» **Data records**
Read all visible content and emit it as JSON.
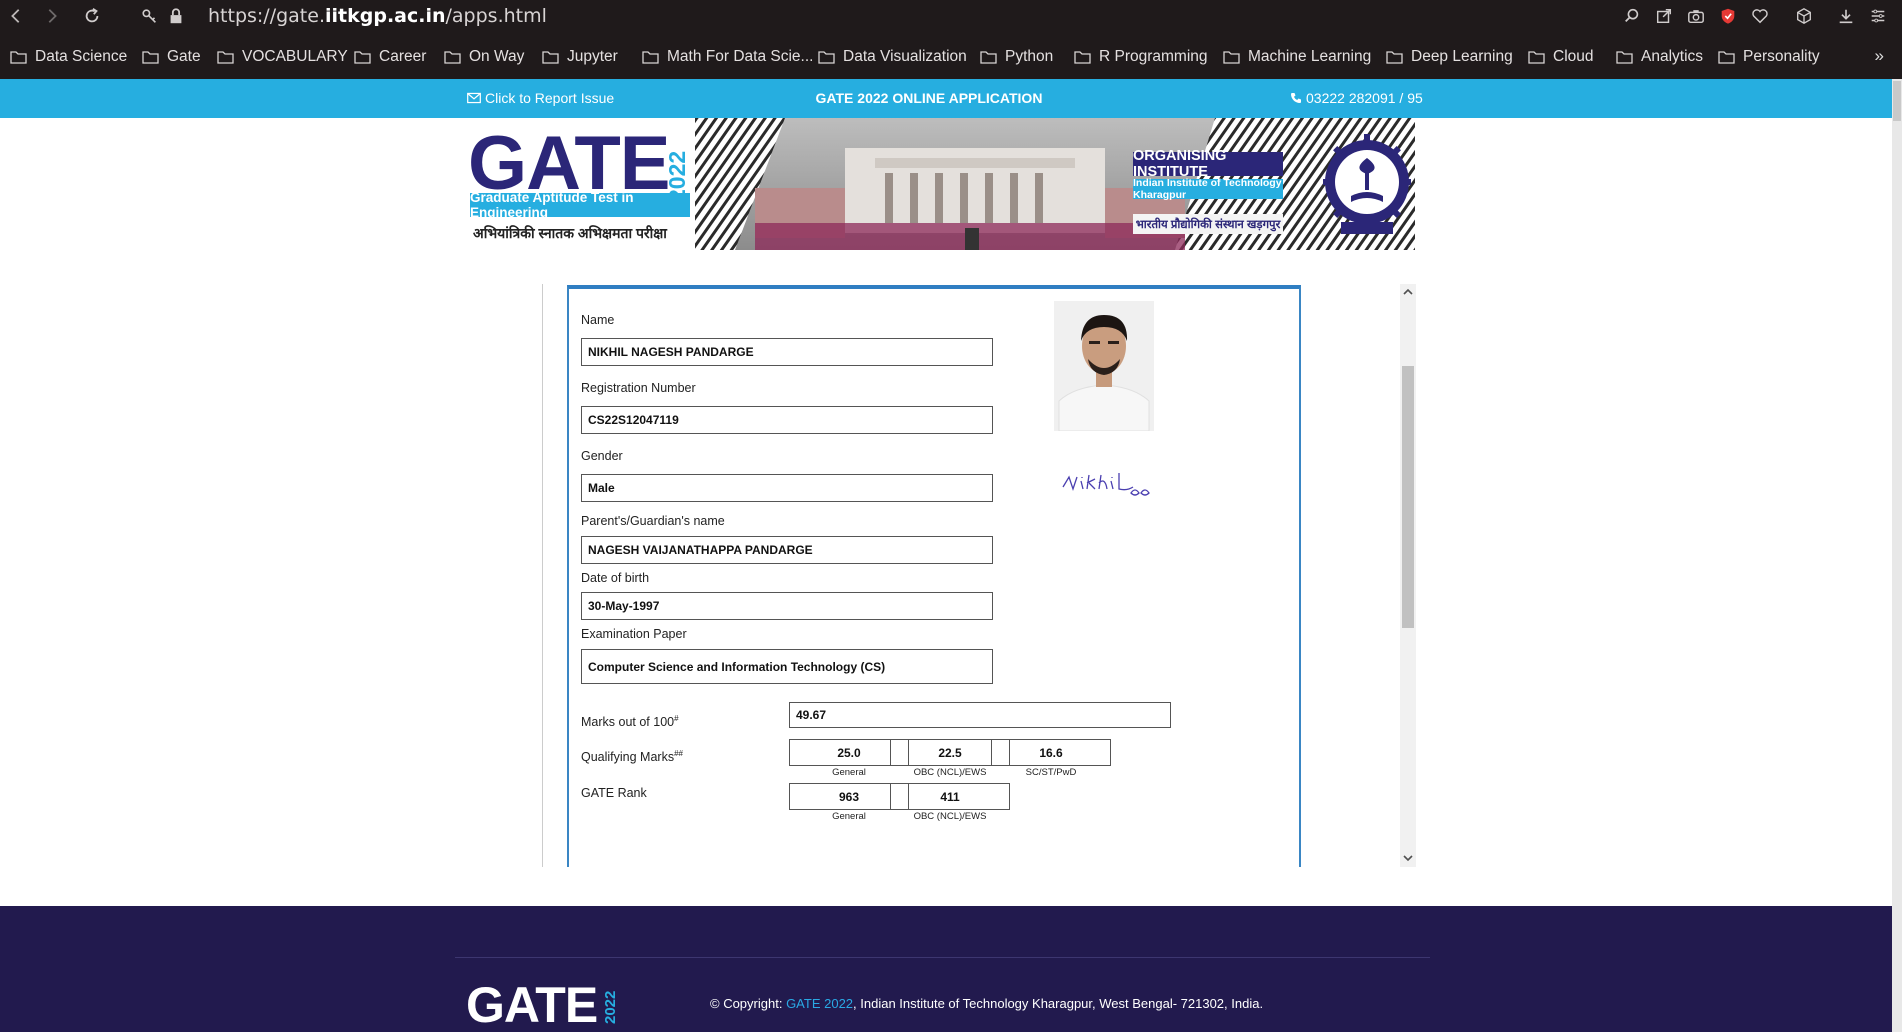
{
  "browser": {
    "url_prefix": "https://gate.",
    "url_domain": "iitkgp.ac.in",
    "url_path": "/apps.html",
    "bookmarks": [
      "Data Science",
      "Gate",
      "VOCABULARY",
      "Career",
      "On Way",
      "Jupyter",
      "Math For Data Scie...",
      "Data Visualization",
      "Python",
      "R Programming",
      "Machine Learning",
      "Deep Learning",
      "Cloud",
      "Analytics",
      "Personality"
    ],
    "bookmarks_more": "»"
  },
  "topbar": {
    "report_issue": "Click to Report Issue",
    "title": "GATE 2022 ONLINE APPLICATION",
    "phone": "03222 282091 / 95"
  },
  "banner": {
    "gate": "GATE",
    "year": "2022",
    "subtitle": "Graduate Aptitude Test in Engineering",
    "hindi": "अभियांत्रिकी स्नातक अभिक्षमता परीक्षा",
    "organising": "ORGANISING INSTITUTE",
    "institute": "Indian Institute of Technology Kharagpur",
    "institute_hindi": "भारतीय प्रौद्योगिकी संस्थान खड़गपुर"
  },
  "scorecard": {
    "name_label": "Name",
    "name": "NIKHIL NAGESH PANDARGE",
    "regno_label": "Registration Number",
    "regno": "CS22S12047119",
    "gender_label": "Gender",
    "gender": "Male",
    "guardian_label": "Parent's/Guardian's name",
    "guardian": "NAGESH VAIJANATHAPPA PANDARGE",
    "dob_label": "Date of birth",
    "dob": "30-May-1997",
    "paper_label": "Examination Paper",
    "paper": "Computer Science and Information Technology (CS)",
    "signature": "Nikhil",
    "marks_label": "Marks out of 100",
    "marks_sup": "#",
    "marks": "49.67",
    "qual_label": "Qualifying Marks",
    "qual_sup": "##",
    "qual": [
      {
        "value": "25.0",
        "category": "General"
      },
      {
        "value": "22.5",
        "category": "OBC (NCL)/EWS"
      },
      {
        "value": "16.6",
        "category": "SC/ST/PwD"
      }
    ],
    "rank_label": "GATE Rank",
    "rank": [
      {
        "value": "963",
        "category": "General"
      },
      {
        "value": "411",
        "category": "OBC (NCL)/EWS"
      }
    ]
  },
  "footer": {
    "gate": "GATE",
    "year": "2022",
    "copyright_prefix": "© Copyright: ",
    "copyright_link": "GATE 2022",
    "copyright_suffix": ", Indian Institute of Technology Kharagpur, West Bengal- 721302, India."
  }
}
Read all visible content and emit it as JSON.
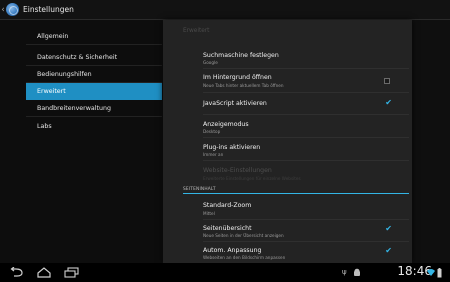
{
  "action_bar": {
    "title": "Einstellungen",
    "back_icon": "‹"
  },
  "sidebar": {
    "items": [
      {
        "label": "Allgemein",
        "selected": false
      },
      {
        "label": "Datenschutz & Sicherheit",
        "selected": false
      },
      {
        "label": "Bedienungshilfen",
        "selected": false
      },
      {
        "label": "Erweitert",
        "selected": true
      },
      {
        "label": "Bandbreitenverwaltung",
        "selected": false
      },
      {
        "label": "Labs",
        "selected": false
      }
    ]
  },
  "panel": {
    "header": "Erweitert",
    "prefs": [
      {
        "title": "Suchmaschine festlegen",
        "summary": "Google",
        "control": "none"
      },
      {
        "title": "Im Hintergrund öffnen",
        "summary": "Neue Tabs hinter aktuellem Tab öffnen",
        "control": "checkbox",
        "checked": false
      },
      {
        "title": "JavaScript aktivieren",
        "summary": "",
        "control": "checkbox",
        "checked": true
      },
      {
        "title": "Anzeigemodus",
        "summary": "Desktop",
        "control": "none"
      },
      {
        "title": "Plug-ins aktivieren",
        "summary": "Immer an",
        "control": "none"
      },
      {
        "title": "Website-Einstellungen",
        "summary": "Erweiterte Einstellungen für einzelne Websites",
        "control": "none",
        "disabled": true
      }
    ],
    "section_header": "SEITENINHALT",
    "prefs2": [
      {
        "title": "Standard-Zoom",
        "summary": "Mittel",
        "control": "none"
      },
      {
        "title": "Seitenübersicht",
        "summary": "Neue Seiten in der Übersicht anzeigen",
        "control": "checkbox",
        "checked": true
      },
      {
        "title": "Autom. Anpassung",
        "summary": "Webseiten an den Bildschirm anpassen",
        "control": "checkbox",
        "checked": true
      }
    ]
  },
  "system_bar": {
    "clock": "18:46",
    "icons": [
      "back-icon",
      "home-icon",
      "recents-icon",
      "usb-icon",
      "android-icon",
      "wifi-icon",
      "battery-icon"
    ]
  },
  "colors": {
    "accent": "#33b5e5",
    "selected": "#1f8fc3"
  }
}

» **Set problem**
Reproduce all the records verbatim, excluding images.

» **Written response**
Read all visible content and emit it as JSON.
{
  "browser": {
    "url_prefix": "https://gate.",
    "url_domain": "iitkgp.ac.in",
    "url_path": "/apps.html",
    "bookmarks": [
      "Data Science",
      "Gate",
      "VOCABULARY",
      "Career",
      "On Way",
      "Jupyter",
      "Math For Data Scie...",
      "Data Visualization",
      "Python",
      "R Programming",
      "Machine Learning",
      "Deep Learning",
      "Cloud",
      "Analytics",
      "Personality"
    ],
    "bookmarks_more": "»"
  },
  "topbar": {
    "report_issue": "Click to Report Issue",
    "title": "GATE 2022 ONLINE APPLICATION",
    "phone": "03222 282091 / 95"
  },
  "banner": {
    "gate": "GATE",
    "year": "2022",
    "subtitle": "Graduate Aptitude Test in Engineering",
    "hindi": "अभियांत्रिकी स्नातक अभिक्षमता परीक्षा",
    "organising": "ORGANISING INSTITUTE",
    "institute": "Indian Institute of Technology Kharagpur",
    "institute_hindi": "भारतीय प्रौद्योगिकी संस्थान खड़गपुर"
  },
  "scorecard": {
    "name_label": "Name",
    "name": "NIKHIL NAGESH PANDARGE",
    "regno_label": "Registration Number",
    "regno": "CS22S12047119",
    "gender_label": "Gender",
    "gender": "Male",
    "guardian_label": "Parent's/Guardian's name",
    "guardian": "NAGESH VAIJANATHAPPA PANDARGE",
    "dob_label": "Date of birth",
    "dob": "30-May-1997",
    "paper_label": "Examination Paper",
    "paper": "Computer Science and Information Technology (CS)",
    "signature": "Nikhil",
    "marks_label": "Marks out of 100",
    "marks_sup": "#",
    "marks": "49.67",
    "qual_label": "Qualifying Marks",
    "qual_sup": "##",
    "qual": [
      {
        "value": "25.0",
        "category": "General"
      },
      {
        "value": "22.5",
        "category": "OBC (NCL)/EWS"
      },
      {
        "value": "16.6",
        "category": "SC/ST/PwD"
      }
    ],
    "rank_label": "GATE Rank",
    "rank": [
      {
        "value": "963",
        "category": "General"
      },
      {
        "value": "411",
        "category": "OBC (NCL)/EWS"
      }
    ]
  },
  "footer": {
    "gate": "GATE",
    "year": "2022",
    "copyright_prefix": "© Copyright: ",
    "copyright_link": "GATE 2022",
    "copyright_suffix": ", Indian Institute of Technology Kharagpur, West Bengal- 721302, India."
  }
}
Read all visible content and emit it as JSON.
{
  "action_bar": {
    "title": "Einstellungen",
    "back_icon": "‹"
  },
  "sidebar": {
    "items": [
      {
        "label": "Allgemein",
        "selected": false
      },
      {
        "label": "Datenschutz & Sicherheit",
        "selected": false
      },
      {
        "label": "Bedienungshilfen",
        "selected": false
      },
      {
        "label": "Erweitert",
        "selected": true
      },
      {
        "label": "Bandbreitenverwaltung",
        "selected": false
      },
      {
        "label": "Labs",
        "selected": false
      }
    ]
  },
  "panel": {
    "header": "Erweitert",
    "prefs": [
      {
        "title": "Suchmaschine festlegen",
        "summary": "Google",
        "control": "none"
      },
      {
        "title": "Im Hintergrund öffnen",
        "summary": "Neue Tabs hinter aktuellem Tab öffnen",
        "control": "checkbox",
        "checked": false
      },
      {
        "title": "JavaScript aktivieren",
        "summary": "",
        "control": "checkbox",
        "checked": true
      },
      {
        "title": "Anzeigemodus",
        "summary": "Desktop",
        "control": "none"
      },
      {
        "title": "Plug-ins aktivieren",
        "summary": "Immer an",
        "control": "none"
      },
      {
        "title": "Website-Einstellungen",
        "summary": "Erweiterte Einstellungen für einzelne Websites",
        "control": "none",
        "disabled": true
      }
    ],
    "section_header": "SEITENINHALT",
    "prefs2": [
      {
        "title": "Standard-Zoom",
        "summary": "Mittel",
        "control": "none"
      },
      {
        "title": "Seitenübersicht",
        "summary": "Neue Seiten in der Übersicht anzeigen",
        "control": "checkbox",
        "checked": true
      },
      {
        "title": "Autom. Anpassung",
        "summary": "Webseiten an den Bildschirm anpassen",
        "control": "checkbox",
        "checked": true
      }
    ]
  },
  "system_bar": {
    "clock": "18:46",
    "icons": [
      "back-icon",
      "home-icon",
      "recents-icon",
      "usb-icon",
      "android-icon",
      "wifi-icon",
      "battery-icon"
    ]
  },
  "colors": {
    "accent": "#33b5e5",
    "selected": "#1f8fc3"
  }
}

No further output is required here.